— Requirement —
Return the number of lines in which the word "multifonctionnel" appears; add nothing else.

— Given records —
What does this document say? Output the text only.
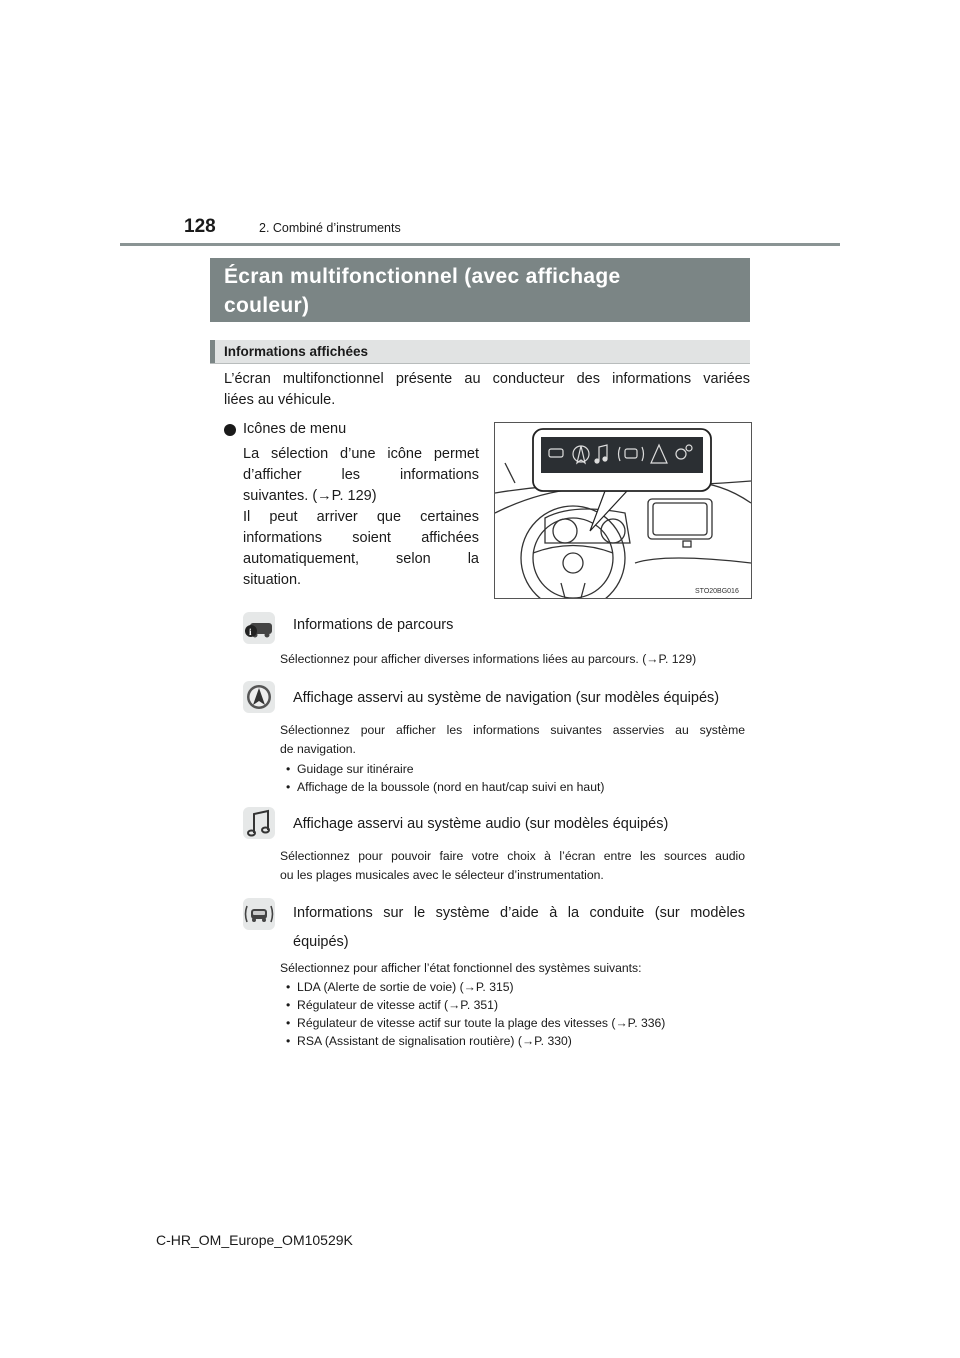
128	2. Combiné d’instruments
Écran multifonctionnel (avec affichage
couleur)
Informations affichées
L’écran multifonctionnel présente au conducteur des informations variées
liées au véhicule.
Icônes de menu
La sélection d’une icône permet
d’afficher les informations
suivantes. (→P. 129)
Il peut arriver que certaines
informations soient affichées
automatiquement, selon la
situation.
STO20BG016
i	Informations de parcours
Sélectionnez pour afficher diverses informations liées au parcours. (→P. 129)
Affichage asservi au système de navigation (sur modèles équipés)
Sélectionnez pour afficher les informations suivantes asservies au système
de navigation.
•  Guidage sur itinéraire
•  Affichage de la boussole (nord en haut/cap suivi en haut)
Affichage asservi au système audio (sur modèles équipés)
Sélectionnez pour pouvoir faire votre choix à l’écran entre les sources audio
ou les plages musicales avec le sélecteur d’instrumentation.
Informations sur le système d’aide à la conduite (sur modèles
équipés)
Sélectionnez pour afficher l’état fonctionnel des systèmes suivants:
•  LDA (Alerte de sortie de voie) (→P. 315)
•  Régulateur de vitesse actif (→P. 351)
•  Régulateur de vitesse actif sur toute la plage des vitesses (→P. 336)
•  RSA (Assistant de signalisation routière) (→P. 330)
C-HR_OM_Europe_OM10529K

— Answer to this exercise —
2